Dataset entries:

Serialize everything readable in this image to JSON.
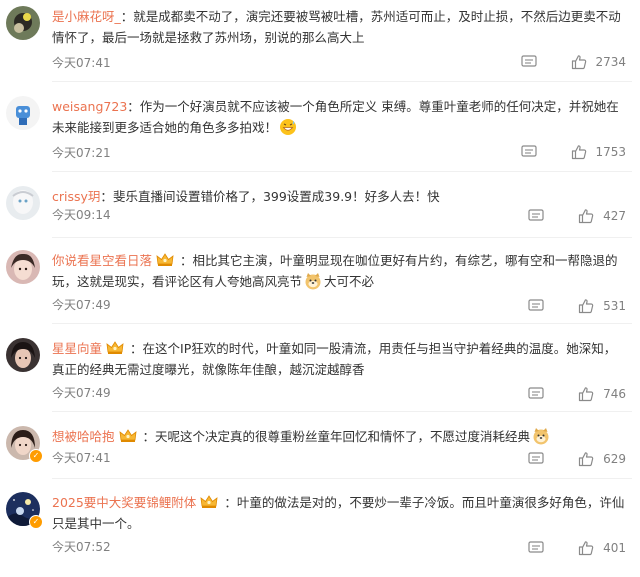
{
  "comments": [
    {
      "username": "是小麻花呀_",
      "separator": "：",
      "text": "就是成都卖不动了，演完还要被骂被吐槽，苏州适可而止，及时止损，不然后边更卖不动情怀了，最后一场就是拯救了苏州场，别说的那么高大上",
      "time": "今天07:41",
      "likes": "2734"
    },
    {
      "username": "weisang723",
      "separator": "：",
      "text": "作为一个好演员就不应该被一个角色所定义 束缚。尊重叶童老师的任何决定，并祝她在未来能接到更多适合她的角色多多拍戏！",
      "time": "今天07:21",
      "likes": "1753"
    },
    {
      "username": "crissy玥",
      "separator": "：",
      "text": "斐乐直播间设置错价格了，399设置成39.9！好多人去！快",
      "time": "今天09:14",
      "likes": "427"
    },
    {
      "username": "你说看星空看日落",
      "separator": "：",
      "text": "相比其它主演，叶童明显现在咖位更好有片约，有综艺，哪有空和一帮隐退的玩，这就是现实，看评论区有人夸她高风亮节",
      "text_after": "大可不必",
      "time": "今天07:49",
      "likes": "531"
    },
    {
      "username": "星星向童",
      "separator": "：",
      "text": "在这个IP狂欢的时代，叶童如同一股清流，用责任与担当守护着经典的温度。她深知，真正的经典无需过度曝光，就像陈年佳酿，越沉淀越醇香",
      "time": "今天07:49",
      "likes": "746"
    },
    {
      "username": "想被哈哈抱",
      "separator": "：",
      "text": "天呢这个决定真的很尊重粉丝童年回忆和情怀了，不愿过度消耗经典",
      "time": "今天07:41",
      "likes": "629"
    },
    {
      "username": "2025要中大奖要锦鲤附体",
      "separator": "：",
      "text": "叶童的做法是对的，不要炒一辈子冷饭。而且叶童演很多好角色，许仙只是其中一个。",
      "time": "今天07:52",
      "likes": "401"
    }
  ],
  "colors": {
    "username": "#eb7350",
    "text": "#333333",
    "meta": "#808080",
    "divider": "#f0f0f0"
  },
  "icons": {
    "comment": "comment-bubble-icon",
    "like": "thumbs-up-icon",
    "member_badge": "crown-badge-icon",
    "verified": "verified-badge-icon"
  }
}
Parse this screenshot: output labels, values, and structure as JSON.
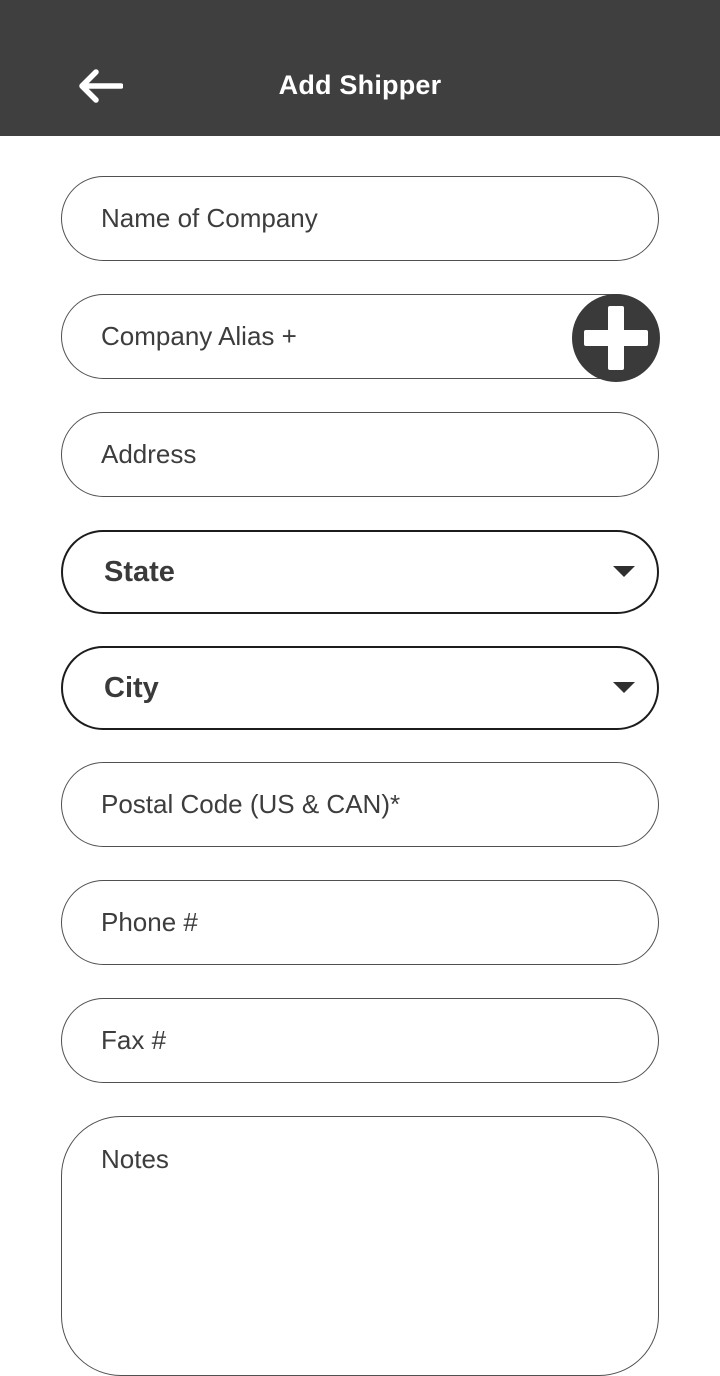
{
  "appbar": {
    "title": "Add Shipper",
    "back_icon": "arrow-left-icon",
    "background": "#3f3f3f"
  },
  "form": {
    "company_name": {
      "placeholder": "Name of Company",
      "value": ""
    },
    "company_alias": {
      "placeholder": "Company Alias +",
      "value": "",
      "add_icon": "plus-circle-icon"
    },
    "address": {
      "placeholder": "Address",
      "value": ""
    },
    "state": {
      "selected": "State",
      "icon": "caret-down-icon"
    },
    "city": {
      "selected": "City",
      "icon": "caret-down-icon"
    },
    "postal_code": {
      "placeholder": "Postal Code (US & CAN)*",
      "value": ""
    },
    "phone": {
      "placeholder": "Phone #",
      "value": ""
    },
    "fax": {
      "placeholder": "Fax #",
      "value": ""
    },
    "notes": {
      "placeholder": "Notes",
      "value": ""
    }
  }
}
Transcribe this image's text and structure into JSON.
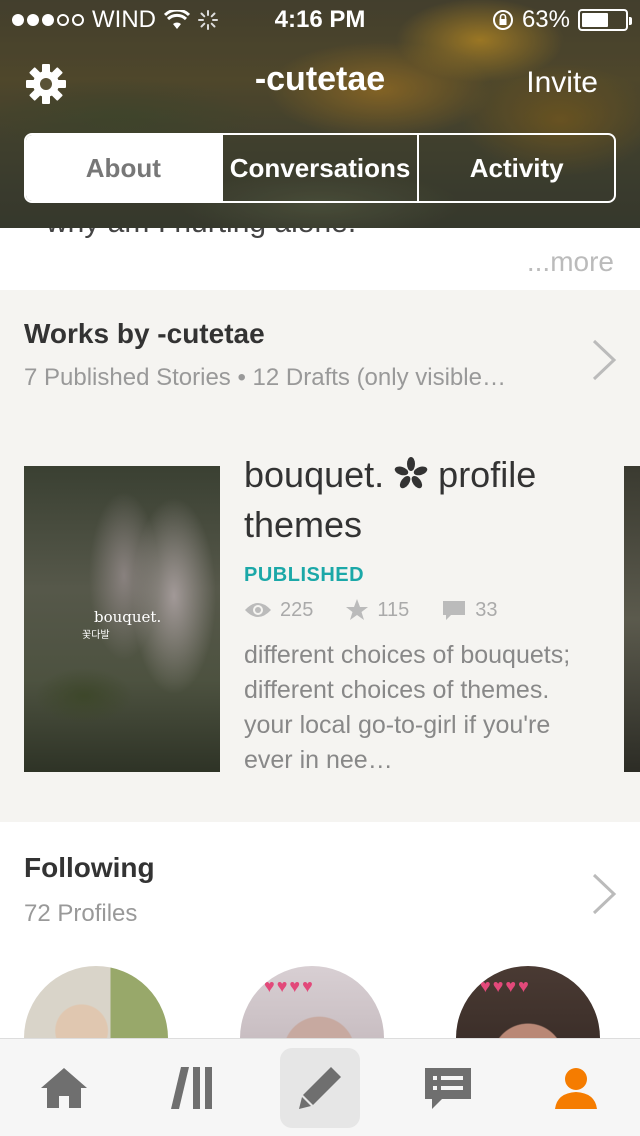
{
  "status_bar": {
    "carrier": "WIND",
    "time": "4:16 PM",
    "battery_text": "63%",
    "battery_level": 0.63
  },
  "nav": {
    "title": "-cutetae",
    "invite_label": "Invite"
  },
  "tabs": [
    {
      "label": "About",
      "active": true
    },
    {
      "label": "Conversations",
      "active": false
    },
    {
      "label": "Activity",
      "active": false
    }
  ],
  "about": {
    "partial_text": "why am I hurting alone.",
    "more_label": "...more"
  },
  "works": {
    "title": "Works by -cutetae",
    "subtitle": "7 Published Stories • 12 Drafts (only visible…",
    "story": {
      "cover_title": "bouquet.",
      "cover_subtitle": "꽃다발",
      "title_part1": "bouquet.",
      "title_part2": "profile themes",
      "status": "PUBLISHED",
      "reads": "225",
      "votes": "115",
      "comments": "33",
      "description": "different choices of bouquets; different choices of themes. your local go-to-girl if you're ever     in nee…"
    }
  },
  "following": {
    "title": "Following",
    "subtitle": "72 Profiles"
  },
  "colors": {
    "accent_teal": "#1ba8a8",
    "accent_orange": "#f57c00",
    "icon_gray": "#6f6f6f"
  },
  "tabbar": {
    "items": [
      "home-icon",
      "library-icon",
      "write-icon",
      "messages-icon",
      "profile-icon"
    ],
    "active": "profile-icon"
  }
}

- WHAT YOU HAVE TO DO -
Transcribe all the records above word for word, without their images.

- WORKED ANSWER -
Serialize everything readable in this image to JSON.
{
  "comments": [
    {
      "username": "是小麻花呀_",
      "separator": "：",
      "text": "就是成都卖不动了，演完还要被骂被吐槽，苏州适可而止，及时止损，不然后边更卖不动情怀了，最后一场就是拯救了苏州场，别说的那么高大上",
      "time": "今天07:41",
      "likes": "2734"
    },
    {
      "username": "weisang723",
      "separator": "：",
      "text": "作为一个好演员就不应该被一个角色所定义 束缚。尊重叶童老师的任何决定，并祝她在未来能接到更多适合她的角色多多拍戏！",
      "time": "今天07:21",
      "likes": "1753"
    },
    {
      "username": "crissy玥",
      "separator": "：",
      "text": "斐乐直播间设置错价格了，399设置成39.9！好多人去！快",
      "time": "今天09:14",
      "likes": "427"
    },
    {
      "username": "你说看星空看日落",
      "separator": "：",
      "text": "相比其它主演，叶童明显现在咖位更好有片约，有综艺，哪有空和一帮隐退的玩，这就是现实，看评论区有人夸她高风亮节",
      "text_after": "大可不必",
      "time": "今天07:49",
      "likes": "531"
    },
    {
      "username": "星星向童",
      "separator": "：",
      "text": "在这个IP狂欢的时代，叶童如同一股清流，用责任与担当守护着经典的温度。她深知，真正的经典无需过度曝光，就像陈年佳酿，越沉淀越醇香",
      "time": "今天07:49",
      "likes": "746"
    },
    {
      "username": "想被哈哈抱",
      "separator": "：",
      "text": "天呢这个决定真的很尊重粉丝童年回忆和情怀了，不愿过度消耗经典",
      "time": "今天07:41",
      "likes": "629"
    },
    {
      "username": "2025要中大奖要锦鲤附体",
      "separator": "：",
      "text": "叶童的做法是对的，不要炒一辈子冷饭。而且叶童演很多好角色，许仙只是其中一个。",
      "time": "今天07:52",
      "likes": "401"
    }
  ],
  "colors": {
    "username": "#eb7350",
    "text": "#333333",
    "meta": "#808080",
    "divider": "#f0f0f0"
  },
  "icons": {
    "comment": "comment-bubble-icon",
    "like": "thumbs-up-icon",
    "member_badge": "crown-badge-icon",
    "verified": "verified-badge-icon"
  }
}
Parse this screenshot: output labels, values, and structure as JSON.
{
  "appbar": {
    "title": "Add Shipper",
    "back_icon": "arrow-left-icon",
    "background": "#3f3f3f"
  },
  "form": {
    "company_name": {
      "placeholder": "Name of Company",
      "value": ""
    },
    "company_alias": {
      "placeholder": "Company Alias +",
      "value": "",
      "add_icon": "plus-circle-icon"
    },
    "address": {
      "placeholder": "Address",
      "value": ""
    },
    "state": {
      "selected": "State",
      "icon": "caret-down-icon"
    },
    "city": {
      "selected": "City",
      "icon": "caret-down-icon"
    },
    "postal_code": {
      "placeholder": "Postal Code (US & CAN)*",
      "value": ""
    },
    "phone": {
      "placeholder": "Phone #",
      "value": ""
    },
    "fax": {
      "placeholder": "Fax #",
      "value": ""
    },
    "notes": {
      "placeholder": "Notes",
      "value": ""
    }
  }
}
Transcribe this image's text and structure into JSON.
{
  "status_bar": {
    "carrier": "WIND",
    "time": "4:16 PM",
    "battery_text": "63%",
    "battery_level": 0.63
  },
  "nav": {
    "title": "-cutetae",
    "invite_label": "Invite"
  },
  "tabs": [
    {
      "label": "About",
      "active": true
    },
    {
      "label": "Conversations",
      "active": false
    },
    {
      "label": "Activity",
      "active": false
    }
  ],
  "about": {
    "partial_text": "why am I hurting alone.",
    "more_label": "...more"
  },
  "works": {
    "title": "Works by -cutetae",
    "subtitle": "7 Published Stories • 12 Drafts (only visible…",
    "story": {
      "cover_title": "bouquet.",
      "cover_subtitle": "꽃다발",
      "title_part1": "bouquet.",
      "title_part2": "profile themes",
      "status": "PUBLISHED",
      "reads": "225",
      "votes": "115",
      "comments": "33",
      "description": "different choices of bouquets; different choices of themes. your local go-to-girl if you're ever     in nee…"
    }
  },
  "following": {
    "title": "Following",
    "subtitle": "72 Profiles"
  },
  "colors": {
    "accent_teal": "#1ba8a8",
    "accent_orange": "#f57c00",
    "icon_gray": "#6f6f6f"
  },
  "tabbar": {
    "items": [
      "home-icon",
      "library-icon",
      "write-icon",
      "messages-icon",
      "profile-icon"
    ],
    "active": "profile-icon"
  }
}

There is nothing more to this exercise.